## Data excerpts

· · · · · · ·

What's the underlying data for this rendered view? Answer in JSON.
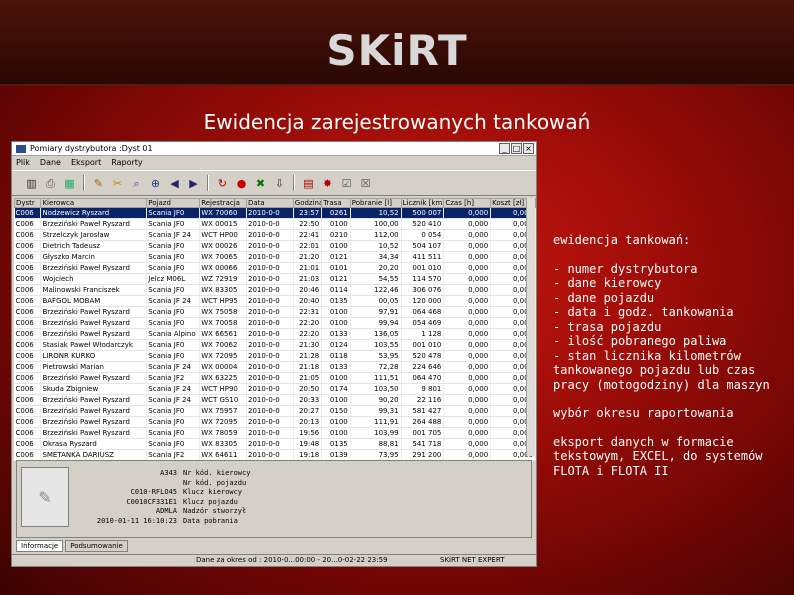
{
  "slide": {
    "brand": "SKiRT",
    "subtitle": "Ewidencja zarejestrowanych tankowań"
  },
  "window": {
    "title": "Pomiary dystrybutora :Dyst 01",
    "menu": [
      "Plik",
      "Dane",
      "Eksport",
      "Raporty"
    ],
    "toolbar_icons": [
      "filter-icon",
      "print-icon",
      "calendar-icon",
      "edit-icon",
      "tools-icon",
      "find-icon",
      "zoom-icon",
      "prev-icon",
      "next-icon",
      "refresh-icon",
      "stop-icon",
      "excel-icon",
      "export-icon",
      "report-icon",
      "settings-icon",
      "select-icon",
      "close-icon"
    ],
    "table": {
      "headers": [
        "Dystr",
        "Kierowca",
        "Pojazd",
        "Rejestracja",
        "Data",
        "Godzina",
        "Trasa",
        "Pobranie [l]",
        "Licznik [km]",
        "Czas [h]",
        "Koszt [zł]"
      ],
      "rows": [
        [
          "C006",
          "Nodzewicz Ryszard",
          "Scania JF0",
          "WX 70060",
          "2010-0-0",
          "23:57",
          "0261",
          "10,52",
          "500 007",
          "0,000",
          "0,000"
        ],
        [
          "C006",
          "Brzeziński Paweł Ryszard",
          "Scania JF0",
          "WX 00015",
          "2010-0-0",
          "22:50",
          "0100",
          "100,00",
          "520 410",
          "0,000",
          "0,000"
        ],
        [
          "C006",
          "Strzelczyk Jarosław",
          "Scania JF 24",
          "WCT HP00",
          "2010-0-0",
          "22:41",
          "0210",
          "112,00",
          "0 054",
          "0,000",
          "0,000"
        ],
        [
          "C006",
          "Dietrich Tadeusz",
          "Scania JF0",
          "WX 00026",
          "2010-0-0",
          "22:01",
          "0100",
          "10,52",
          "504 107",
          "0,000",
          "0,000"
        ],
        [
          "C006",
          "Głyszko Marcin",
          "Scania JF0",
          "WX 70065",
          "2010-0-0",
          "21:20",
          "0121",
          "34,34",
          "411 511",
          "0,000",
          "0,000"
        ],
        [
          "C006",
          "Brzeziński Paweł Ryszard",
          "Scania JF0",
          "WX 00066",
          "2010-0-0",
          "21:01",
          "0101",
          "20,20",
          "001 010",
          "0,000",
          "0,000"
        ],
        [
          "C006",
          "Wojciech",
          "Jelcz M06L",
          "WZ 72919",
          "2010-0-0",
          "21:03",
          "0121",
          "54,55",
          "114 570",
          "0,000",
          "0,000"
        ],
        [
          "C006",
          "Malinowski Franciszek",
          "Scania JF0",
          "WX 83305",
          "2010-0-0",
          "20:46",
          "0114",
          "122,46",
          "306 076",
          "0,000",
          "0,000"
        ],
        [
          "C006",
          "BAFGOL MOBAM",
          "Scania JF 24",
          "WCT HP95",
          "2010-0-0",
          "20:40",
          "0135",
          "00,05",
          "120 000",
          "0,000",
          "0,000"
        ],
        [
          "C006",
          "Brzeziński Paweł Ryszard",
          "Scania JF0",
          "WX 75058",
          "2010-0-0",
          "22:31",
          "0100",
          "97,91",
          "064 468",
          "0,000",
          "0,000"
        ],
        [
          "C006",
          "Brzeziński Paweł Ryszard",
          "Scania JF0",
          "WX 70058",
          "2010-0-0",
          "22:20",
          "0100",
          "99,94",
          "054 469",
          "0,000",
          "0,000"
        ],
        [
          "C006",
          "Brzeziński Paweł Ryszard",
          "Scania Alpino",
          "WX 66561",
          "2010-0-0",
          "22:20",
          "0133",
          "136,05",
          "1 128",
          "0,000",
          "0,000"
        ],
        [
          "C006",
          "Stasiak Paweł Włodarczyk",
          "Scania JF0",
          "WX 70062",
          "2010-0-0",
          "21:30",
          "0124",
          "103,55",
          "001 010",
          "0,000",
          "0,000"
        ],
        [
          "C006",
          "LIRONR KURKO",
          "Scania JF0",
          "WX 72095",
          "2010-0-0",
          "21:28",
          "0118",
          "53,95",
          "520 478",
          "0,000",
          "0,000"
        ],
        [
          "C006",
          "Pietrowski Marian",
          "Scania JF 24",
          "WX 00004",
          "2010-0-0",
          "21:18",
          "0133",
          "72,28",
          "224 646",
          "0,000",
          "0,000"
        ],
        [
          "C006",
          "Brzeziński Paweł Ryszard",
          "Scania JF2",
          "WX 63225",
          "2010-0-0",
          "21:05",
          "0100",
          "111,51",
          "064 470",
          "0,000",
          "0,000"
        ],
        [
          "C006",
          "Skuda Zbigniew",
          "Scania JF 24",
          "WCT HP90",
          "2010-0-0",
          "20:50",
          "0174",
          "103,50",
          "9 801",
          "0,000",
          "0,000"
        ],
        [
          "C006",
          "Brzeziński Paweł Ryszard",
          "Scania JF 24",
          "WCT GS10",
          "2010-0-0",
          "20:33",
          "0100",
          "90,20",
          "22 116",
          "0,000",
          "0,000"
        ],
        [
          "C006",
          "Brzeziński Paweł Ryszard",
          "Scania JF0",
          "WX 75957",
          "2010-0-0",
          "20:27",
          "0150",
          "99,31",
          "581 427",
          "0,000",
          "0,000"
        ],
        [
          "C006",
          "Brzeziński Paweł Ryszard",
          "Scania JF0",
          "WX 72095",
          "2010-0-0",
          "20:13",
          "0100",
          "111,91",
          "264 488",
          "0,000",
          "0,000"
        ],
        [
          "C006",
          "Brzeziński Paweł Ryszard",
          "Scania JF0",
          "WX 78059",
          "2010-0-0",
          "19:56",
          "0100",
          "103,99",
          "001 705",
          "0,000",
          "0,000"
        ],
        [
          "C006",
          "Okrasa Ryszard",
          "Scania JF0",
          "WX 83305",
          "2010-0-0",
          "19:48",
          "0135",
          "88,81",
          "541 718",
          "0,000",
          "0,000"
        ],
        [
          "C006",
          "SMETANKA DARIUSZ",
          "Scania JF2",
          "WX 64611",
          "2010-0-0",
          "19:18",
          "0139",
          "73,95",
          "291 200",
          "0,000",
          "0,000"
        ]
      ]
    },
    "detail": {
      "values": [
        "A343",
        "",
        "C010-RFLO45",
        "C0010CF331E1",
        "ADMLA",
        "2010-01-11 16:10:23"
      ],
      "labels": [
        "Nr kód. kierowcy",
        "Nr kód. pojazdu",
        "Klucz kierowcy",
        "Klucz pojazdu",
        "Nadzór stworzył",
        "Data pobrania"
      ]
    },
    "tabs": [
      "Informacje",
      "Podsumowanie"
    ],
    "status": {
      "range": "Dane za okres od : 2010-0...00:00 - 20...0-02-22 23:59",
      "product": "SKiRT NET EXPERT"
    }
  },
  "notes": {
    "heading": "ewidencja tankowań:",
    "bullets": [
      "- numer dystrybutora",
      "- dane kierowcy",
      "- dane pojazdu",
      "- data i godz. tankowania",
      "- trasa pojazdu",
      "- ilość pobranego paliwa",
      "- stan licznika kilometrów",
      "tankowanego pojazdu lub czas",
      "pracy (motogodziny) dla maszyn"
    ],
    "period": "wybór okresu raportowania",
    "export_lines": [
      "eksport danych w formacie",
      "tekstowym, EXCEL, do systemów",
      "FLOTA i FLOTA II"
    ]
  }
}
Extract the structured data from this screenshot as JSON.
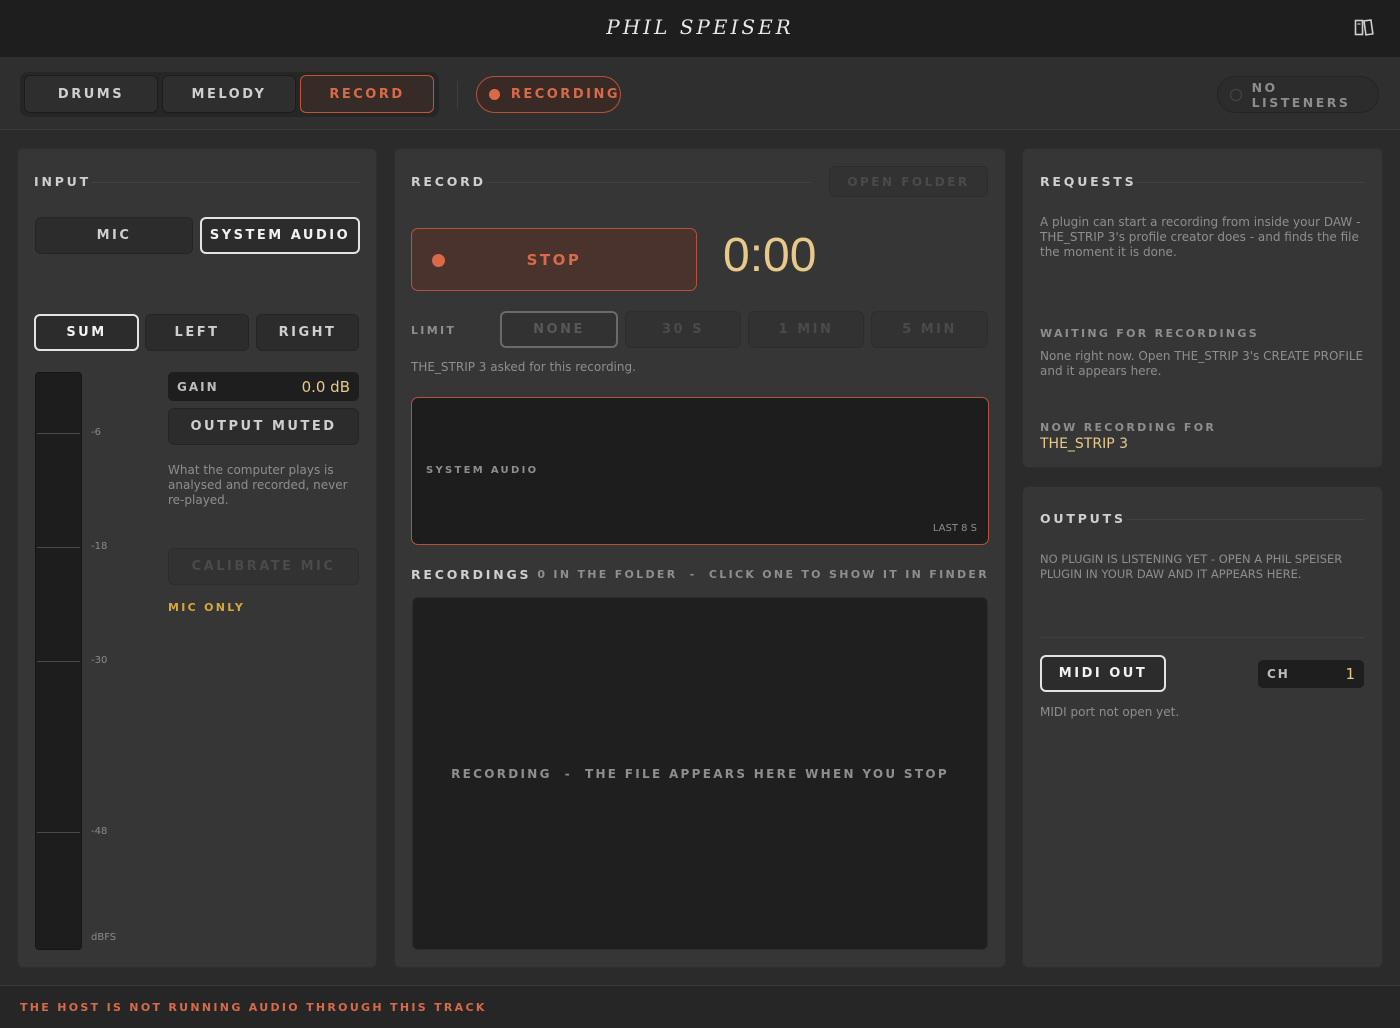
{
  "app": {
    "title": "PHIL SPEISER"
  },
  "icons": {
    "help": "book-icon",
    "record_dot": "record-dot-icon",
    "listener_dot": "status-dot-icon"
  },
  "colors": {
    "accent": "#d86a4a",
    "value": "#e8c98a",
    "background": "#2b2b2b"
  },
  "tabs": [
    {
      "label": "DRUMS"
    },
    {
      "label": "MELODY"
    },
    {
      "label": "RECORD",
      "active": true
    }
  ],
  "status": {
    "recording": "RECORDING",
    "listeners": "NO LISTENERS"
  },
  "input": {
    "title": "INPUT",
    "sources": [
      "MIC",
      "SYSTEM AUDIO"
    ],
    "selected_source": "SYSTEM AUDIO",
    "channels": [
      "SUM",
      "LEFT",
      "RIGHT"
    ],
    "selected_channel": "SUM",
    "gain_label": "GAIN",
    "gain_value": "0.0 dB",
    "output_muted": "OUTPUT MUTED",
    "description": "What the computer plays is analysed and recorded, never re-played.",
    "calibrate": "CALIBRATE MIC",
    "mic_only": "MIC ONLY",
    "meter_labels": [
      "-6",
      "-18",
      "-30",
      "-48",
      "dBFS"
    ]
  },
  "record": {
    "title": "RECORD",
    "open_folder": "OPEN FOLDER",
    "stop": "STOP",
    "timer": "0:00",
    "limit_label": "LIMIT",
    "limits": [
      "NONE",
      "30 S",
      "1 MIN",
      "5 MIN"
    ],
    "selected_limit": "NONE",
    "asked_by": "THE_STRIP 3 asked for this recording.",
    "wave_label": "SYSTEM AUDIO",
    "wave_window": "LAST 8 S"
  },
  "recordings": {
    "title": "RECORDINGS",
    "summary": "0 IN THE FOLDER  -  CLICK ONE TO SHOW IT IN FINDER",
    "empty": "RECORDING  -  THE FILE APPEARS HERE WHEN YOU STOP"
  },
  "requests": {
    "title": "REQUESTS",
    "intro": "A plugin can start a recording from inside your DAW - THE_STRIP 3's profile creator does - and finds the file the moment it is done.",
    "waiting_title": "WAITING FOR RECORDINGS",
    "waiting_text": "None right now. Open THE_STRIP 3's CREATE PROFILE and it appears here.",
    "now_title": "NOW RECORDING FOR",
    "now_value": "THE_STRIP 3"
  },
  "outputs": {
    "title": "OUTPUTS",
    "note": "NO PLUGIN IS LISTENING YET  -  OPEN A PHIL SPEISER PLUGIN IN YOUR DAW AND IT APPEARS HERE.",
    "midi_out": "MIDI OUT",
    "ch_label": "CH",
    "ch_value": "1",
    "midi_status": "MIDI port not open yet."
  },
  "footer": {
    "message": "THE HOST IS NOT RUNNING AUDIO THROUGH THIS TRACK"
  }
}
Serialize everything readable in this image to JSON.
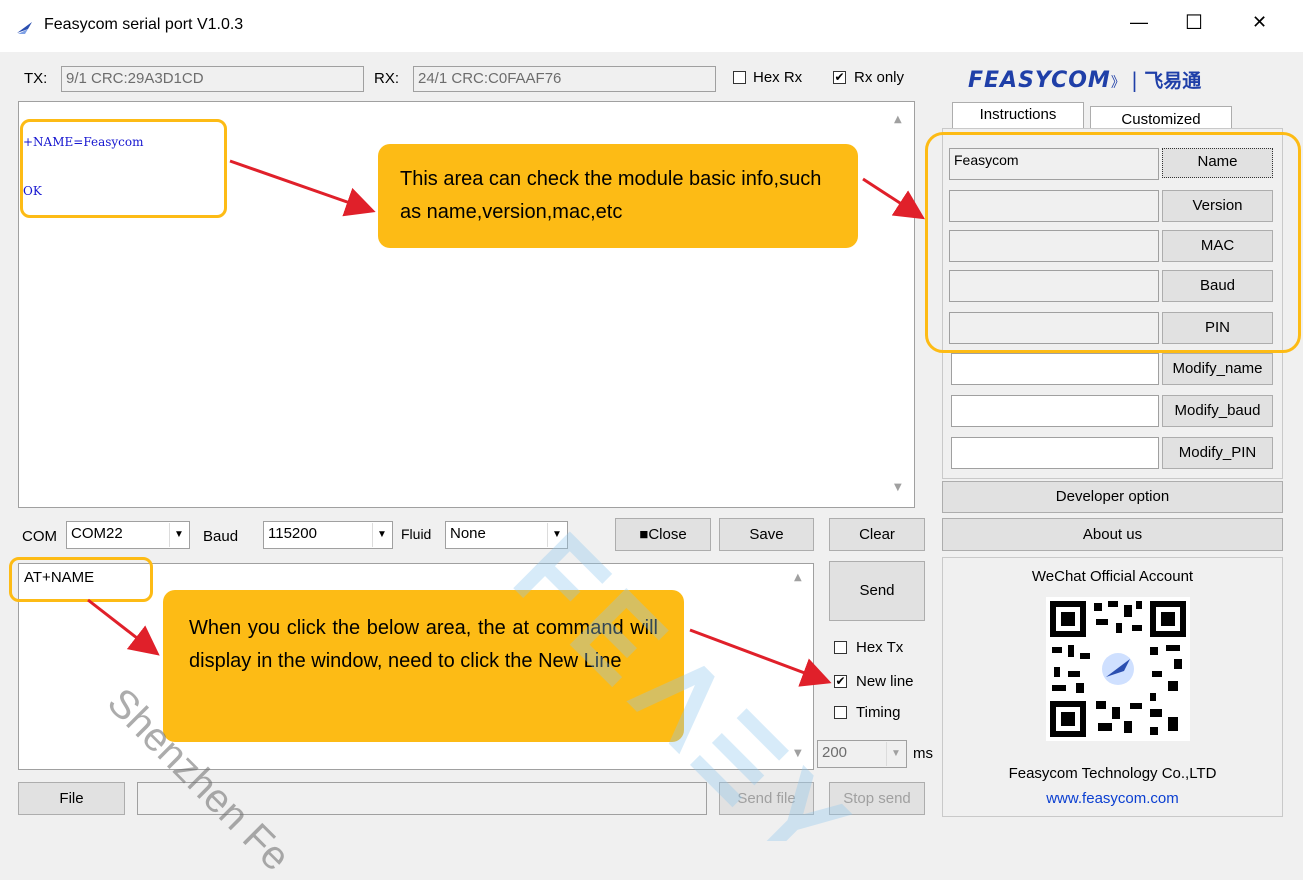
{
  "window": {
    "title": "Feasycom serial port V1.0.3",
    "minimize": "—",
    "maximize": "☐",
    "close": "✕"
  },
  "topbar": {
    "tx_label": "TX:",
    "tx_value": "9/1 CRC:29A3D1CD",
    "rx_label": "RX:",
    "rx_value": "24/1 CRC:C0FAAF76",
    "hex_rx": "Hex Rx",
    "rx_only": "Rx only",
    "hex_rx_checked": false,
    "rx_only_checked": true
  },
  "logo": {
    "brand": "FEASYCOM",
    "mark": "》",
    "chinese": "飞易通"
  },
  "receive": {
    "line1": "+NAME=Feasycom",
    "line2": "OK"
  },
  "callouts": {
    "info_area": "This area can check the module basic info,such as name,version,mac,etc",
    "send_area": "When you click the below area, the at command will display in the window, need to click the New Line"
  },
  "tabs": {
    "instructions": "Instructions",
    "customized": "Customized"
  },
  "instructions": {
    "rows": [
      {
        "value": "Feasycom",
        "button": "Name"
      },
      {
        "value": "",
        "button": "Version"
      },
      {
        "value": "",
        "button": "MAC"
      },
      {
        "value": "",
        "button": "Baud"
      },
      {
        "value": "",
        "button": "PIN"
      }
    ],
    "modify_rows": [
      {
        "value": "",
        "button": "Modify_name"
      },
      {
        "value": "",
        "button": "Modify_baud"
      },
      {
        "value": "",
        "button": "Modify_PIN"
      }
    ],
    "developer_option": "Developer option",
    "about_us": "About us"
  },
  "port_bar": {
    "com_label": "COM",
    "com_value": "COM22",
    "baud_label": "Baud",
    "baud_value": "115200",
    "fluid_label": "Fluid",
    "fluid_value": "None",
    "close_button": "■Close",
    "save_button": "Save",
    "clear_button": "Clear"
  },
  "send": {
    "input_text": "AT+NAME",
    "send_button": "Send",
    "hex_tx": "Hex Tx",
    "new_line": "New line",
    "timing": "Timing",
    "hex_tx_checked": false,
    "new_line_checked": true,
    "timing_checked": false,
    "interval_value": "200",
    "interval_unit": "ms"
  },
  "file_bar": {
    "file_button": "File",
    "file_path": "",
    "send_file_button": "Send file",
    "stop_send_button": "Stop send"
  },
  "wechat": {
    "title": "WeChat Official Account",
    "company": "Feasycom Technology Co.,LTD",
    "website": "www.feasycom.com"
  },
  "watermark": {
    "text": "Shenzhen Fe"
  },
  "colors": {
    "accent_orange": "#fdbb15",
    "arrow_red": "#e0202a",
    "logo_blue": "#1f3fa8",
    "link_blue": "#0b3fd1",
    "receive_text_blue": "#1616d0"
  }
}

· · · · · · ·

## YOUR GOAL
Gather all lines of the records that include the word "true".

## COMPLETED TASK
      "active": true
    "rx_only_checked": true
    "new_line_checked": true,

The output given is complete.